▸ Directions for this task
Which lines below hold the word "screenshot"? Report each one.

▸ Given information
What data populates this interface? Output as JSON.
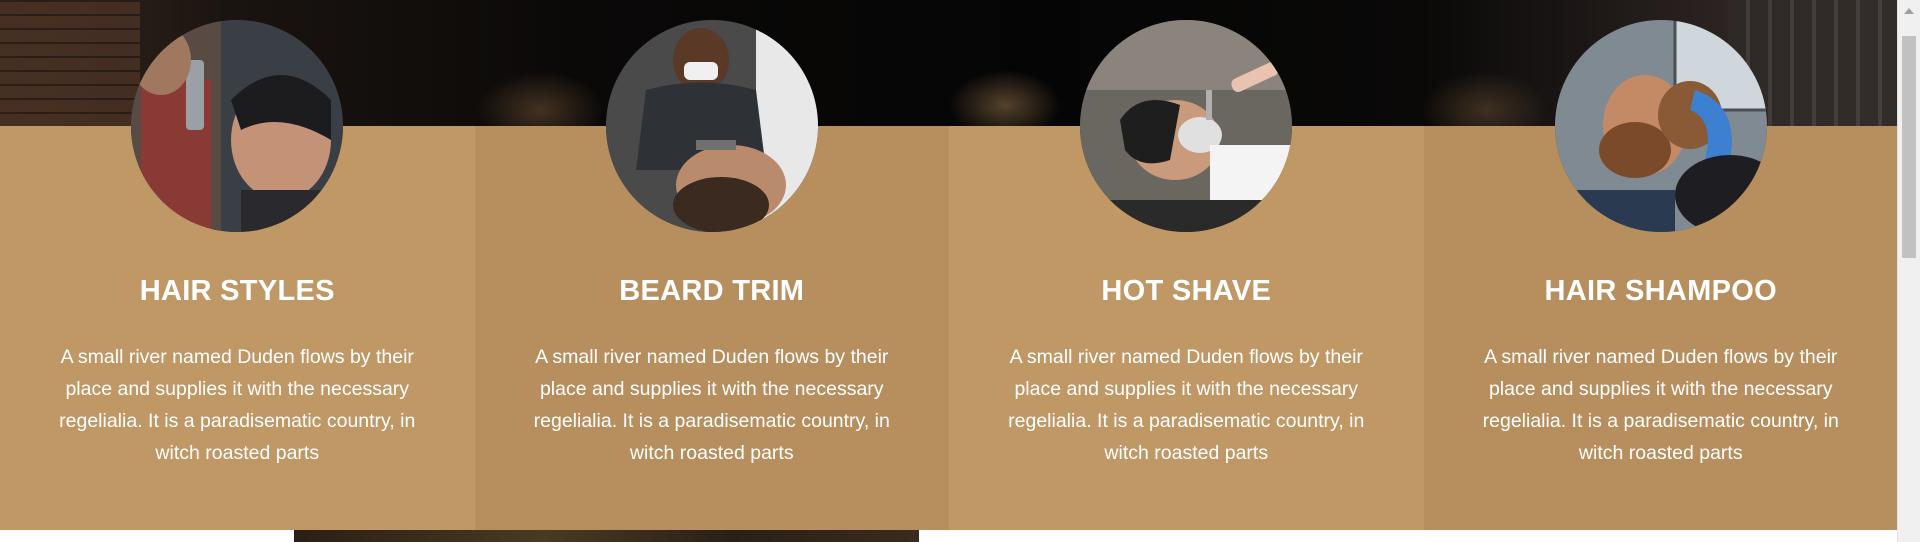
{
  "services": [
    {
      "title": "HAIR STYLES",
      "description": "A small river named Duden flows by their place and supplies it with the necessary regelialia. It is a paradisematic country, in witch roasted parts",
      "image": "barber-spraying-hair-photo"
    },
    {
      "title": "BEARD TRIM",
      "description": "A small river named Duden flows by their place and supplies it with the necessary regelialia. It is a paradisematic country, in witch roasted parts",
      "image": "barber-trimming-beard-photo"
    },
    {
      "title": "HOT SHAVE",
      "description": "A small river named Duden flows by their place and supplies it with the necessary regelialia. It is a paradisematic country, in witch roasted parts",
      "image": "man-receiving-razor-shave-photo"
    },
    {
      "title": "HAIR SHAMPOO",
      "description": "A small river named Duden flows by their place and supplies it with the necessary regelialia. It is a paradisematic country, in witch roasted parts",
      "image": "man-getting-hair-washed-photo"
    }
  ],
  "colors": {
    "card_primary": "#bf9866",
    "card_alternate": "#b78f5e",
    "text": "#ffffff",
    "hero_dark": "#050505"
  }
}
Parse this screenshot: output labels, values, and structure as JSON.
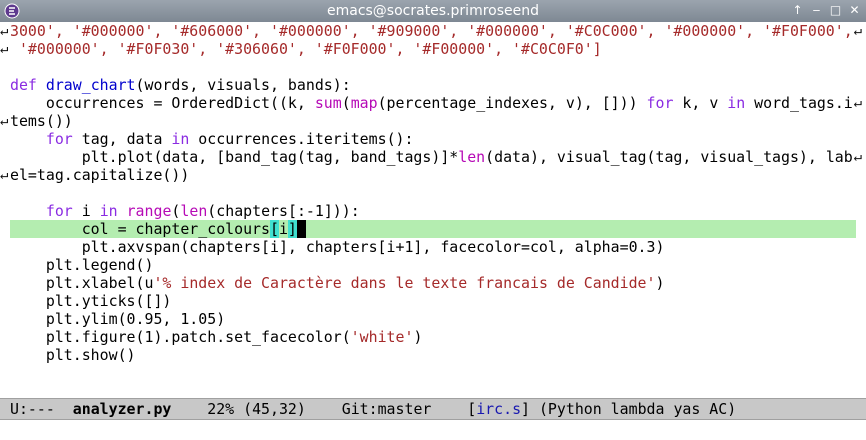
{
  "window": {
    "title": "emacs@socrates.primroseend",
    "colors": {
      "titlebar": "#8a939d",
      "highlight": "#b4edb0",
      "modeline": "#c8c8c8"
    }
  },
  "code": {
    "l0": "3000', '#000000', '#606000', '#000000', '#909000', '#000000', '#C0C000', '#000000', '#F0F000',",
    "l1": " '#000000', '#F0F030', '#306060', '#F0F000', '#F00000', '#C0C0F0']",
    "l3a": "def",
    "l3b": " ",
    "l3c": "draw_chart",
    "l3d": "(words, visuals, bands):",
    "l4a": "    occurrences = OrderedDict((k, ",
    "l4b": "sum",
    "l4c": "(",
    "l4d": "map",
    "l4e": "(percentage_indexes, v), [])) ",
    "l4f": "for",
    "l4g": " k, v ",
    "l4h": "in",
    "l4i": " word_tags.i",
    "l5": "tems())",
    "l6a": "    ",
    "l6b": "for",
    "l6c": " tag, data ",
    "l6d": "in",
    "l6e": " occurrences.iteritems():",
    "l7a": "        plt.plot(data, [band_tag(tag, band_tags)]*",
    "l7b": "len",
    "l7c": "(data), visual_tag(tag, visual_tags), lab",
    "l8": "el=tag.capitalize())",
    "l10a": "    ",
    "l10b": "for",
    "l10c": " i ",
    "l10d": "in",
    "l10e": " ",
    "l10f": "range",
    "l10g": "(",
    "l10h": "len",
    "l10i": "(chapters[:-1])):",
    "l11a": "        col = chapter_colours",
    "l11b": "[",
    "l11c": "i",
    "l11d": "]",
    "l11e": " ",
    "l12": "        plt.axvspan(chapters[i], chapters[i+1], facecolor=col, alpha=0.3)",
    "l13": "    plt.legend()",
    "l14a": "    plt.xlabel(u",
    "l14b": "'% index de Caractère dans le texte francais de Candide'",
    "l14c": ")",
    "l15": "    plt.yticks([])",
    "l16": "    plt.ylim(0.95, 1.05)",
    "l17a": "    plt.figure(1).patch.set_facecolor(",
    "l17b": "'white'",
    "l17c": ")",
    "l18": "    plt.show()"
  },
  "modeline": {
    "state": "U:---  ",
    "buffer": "analyzer.py",
    "position": "    22% (45,32)    Git:master    ",
    "project_open": "[",
    "project": "irc.s",
    "project_close": "]",
    "mode": " (Python lambda yas AC)"
  },
  "markers": {
    "wrap": "↵",
    "cont": "↵"
  }
}
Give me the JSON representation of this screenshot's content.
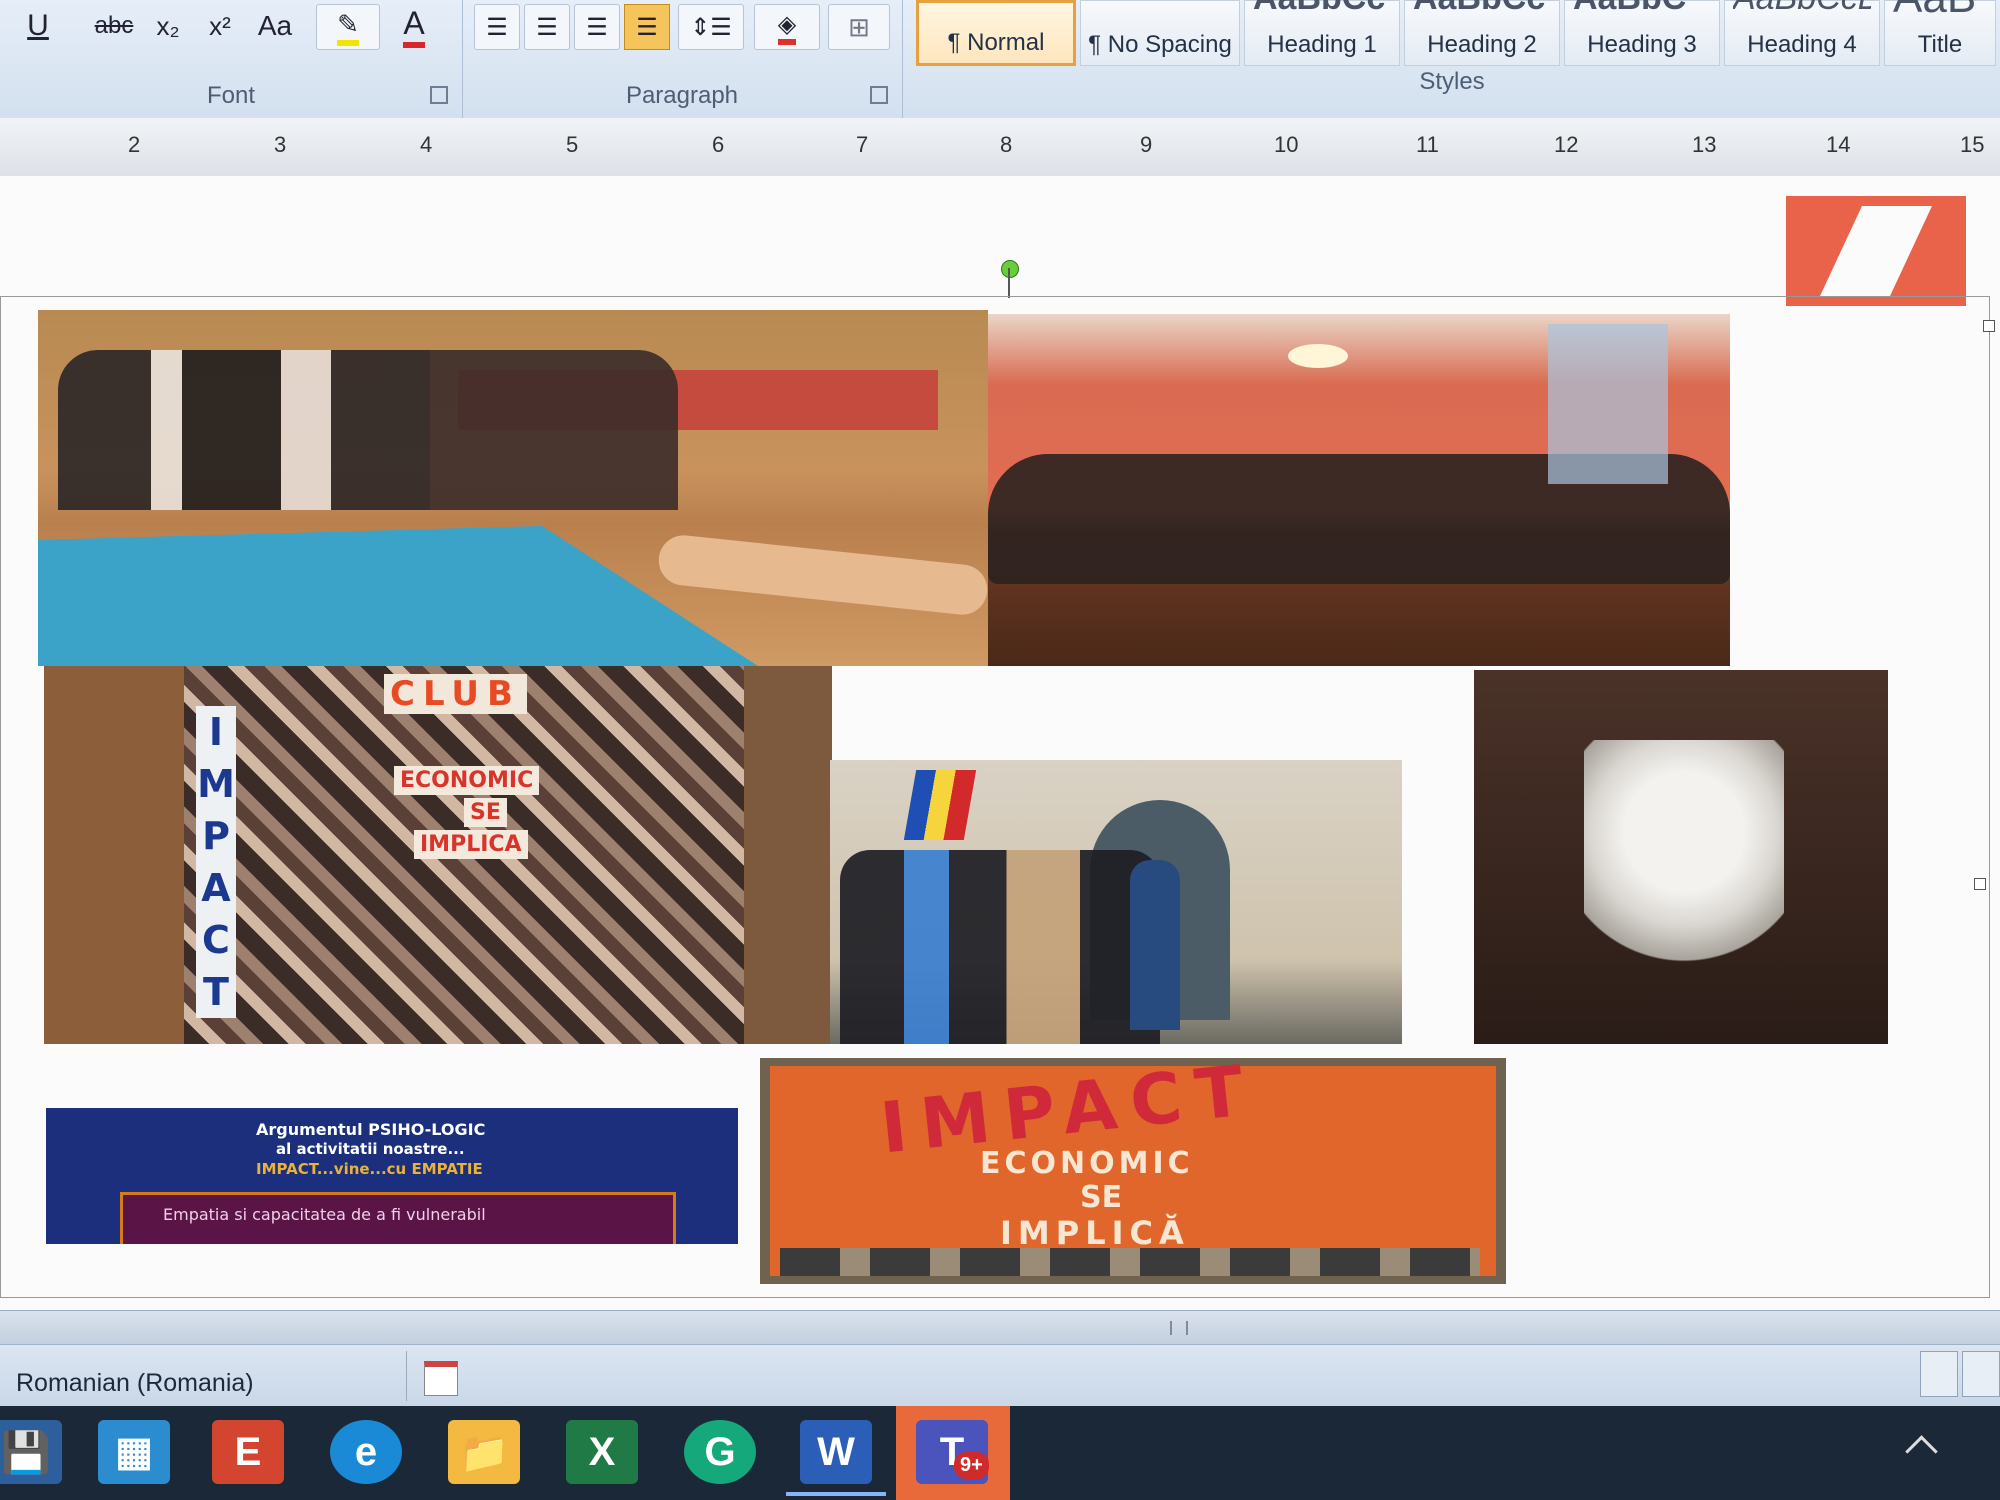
{
  "ribbon": {
    "font_group": {
      "label": "Font",
      "buttons": [
        "U",
        "abc",
        "x₂",
        "x²",
        "Aa",
        "A"
      ]
    },
    "paragraph_group": {
      "label": "Paragraph"
    },
    "styles_group": {
      "label": "Styles",
      "tiles": [
        {
          "preview": "",
          "label": "¶ Normal"
        },
        {
          "preview": "",
          "label": "¶ No Spacing"
        },
        {
          "preview": "AaBbCc",
          "label": "Heading 1"
        },
        {
          "preview": "AaBbCc",
          "label": "Heading 2"
        },
        {
          "preview": "AaBbC",
          "label": "Heading 3"
        },
        {
          "preview": "AaBbCcD",
          "label": "Heading 4"
        },
        {
          "preview": "AaB",
          "label": "Title"
        }
      ]
    }
  },
  "ruler": {
    "numbers": [
      "2",
      "3",
      "4",
      "5",
      "6",
      "7",
      "8",
      "9",
      "10",
      "11",
      "12",
      "13",
      "14",
      "15"
    ]
  },
  "document": {
    "images": [
      {
        "name": "photo-students-circle",
        "caption": ""
      },
      {
        "name": "photo-meeting-room",
        "caption": ""
      },
      {
        "name": "photo-impact-club-board",
        "caption": ""
      },
      {
        "name": "photo-school-entrance-group",
        "caption": ""
      },
      {
        "name": "photo-paper-decoration",
        "caption": ""
      },
      {
        "name": "slide-psycho-logic",
        "caption": ""
      },
      {
        "name": "poster-impact",
        "caption": ""
      }
    ],
    "board_text": {
      "club": "CLUB",
      "impact_vertical": "IMPACT",
      "economic": "ECONOMIC",
      "se": "SE",
      "implica": "IMPLICA"
    },
    "slide_text": {
      "title_line1": "Argumentul PSIHO-LOGIC",
      "title_line2": "al activitatii noastre...",
      "title_line3": "IMPACT...vine...cu EMPATIE",
      "box_line": "Empatia si capacitatea de a fi vulnerabil"
    },
    "poster_text": {
      "big": "IMPACT",
      "line1": "ECONOMIC",
      "line2": "SE",
      "line3": "IMPLICĂ"
    }
  },
  "status": {
    "language": "Romanian (Romania)"
  },
  "taskbar": {
    "icons": [
      {
        "name": "save-icon",
        "glyph": "💾"
      },
      {
        "name": "app-icon",
        "glyph": "▦"
      },
      {
        "name": "powerpoint-icon",
        "glyph": "E"
      },
      {
        "name": "edge-icon",
        "glyph": "e"
      },
      {
        "name": "file-explorer-icon",
        "glyph": "📁"
      },
      {
        "name": "excel-icon",
        "glyph": "X"
      },
      {
        "name": "grammarly-icon",
        "glyph": "G"
      },
      {
        "name": "word-icon",
        "glyph": "W"
      },
      {
        "name": "teams-icon",
        "glyph": "T"
      }
    ],
    "teams_badge": "9+"
  },
  "colors": {
    "accent": "#e7a040",
    "teams": "#e86a3a",
    "poster_orange": "#e0662c"
  }
}
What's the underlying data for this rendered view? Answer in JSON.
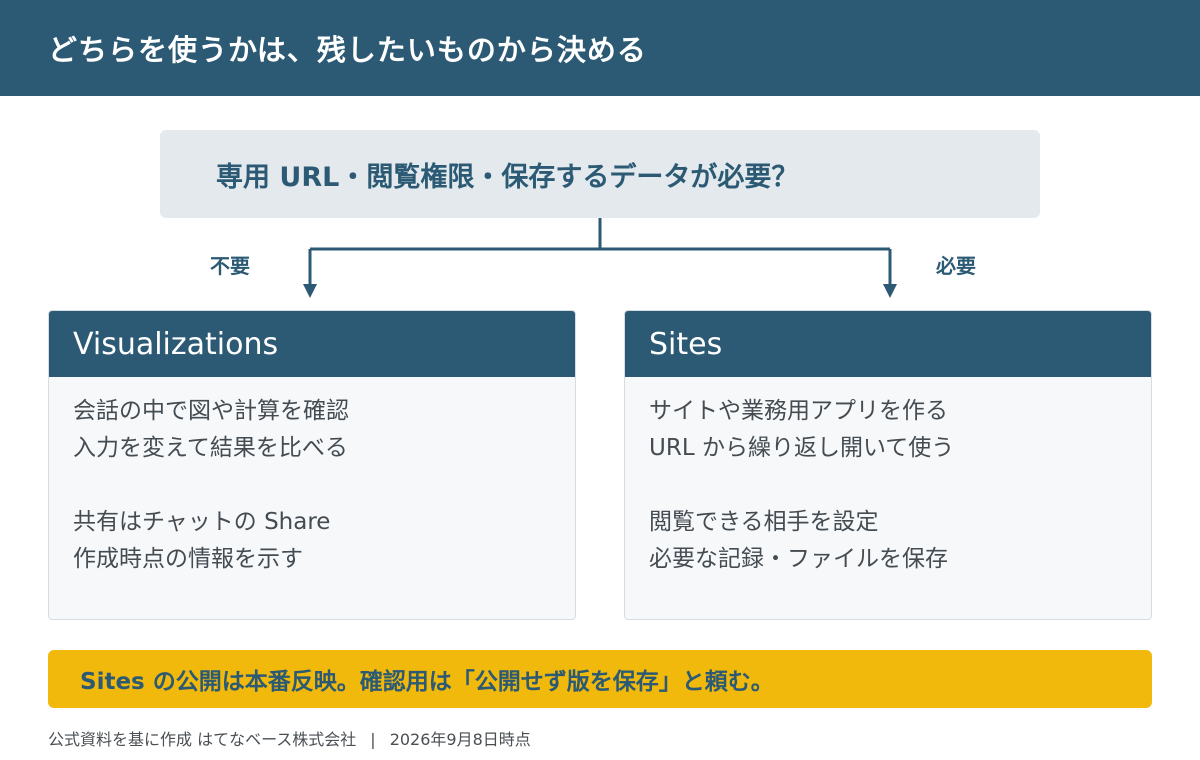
{
  "header": {
    "title": "どちらを使うかは、残したいものから決める"
  },
  "question": {
    "text": "専用 URL・閲覧権限・保存するデータが必要？"
  },
  "branches": {
    "left_label": "不要",
    "right_label": "必要"
  },
  "cards": [
    {
      "title": "Visualizations",
      "lines_group1": [
        "会話の中で図や計算を確認",
        "入力を変えて結果を比べる"
      ],
      "lines_group2": [
        "共有はチャットの Share",
        "作成時点の情報を示す"
      ]
    },
    {
      "title": "Sites",
      "lines_group1": [
        "サイトや業務用アプリを作る",
        "URL から繰り返し開いて使う"
      ],
      "lines_group2": [
        "閲覧できる相手を設定",
        "必要な記録・ファイルを保存"
      ]
    }
  ],
  "note": {
    "text": "Sites の公開は本番反映。確認用は「公開せず版を保存」と頼む。"
  },
  "footer": {
    "source": "公式資料を基に作成 はてなベース株式会社",
    "separator": "|",
    "date": "2026年9月8日時点"
  },
  "colors": {
    "primary": "#2c5a74",
    "accent": "#f0b90b",
    "question_bg": "#e3e9ec"
  }
}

▸ Reply
Parse this screenshot: output labels, values, and structure as JSON.
Give me the JSON representation of this screenshot's content.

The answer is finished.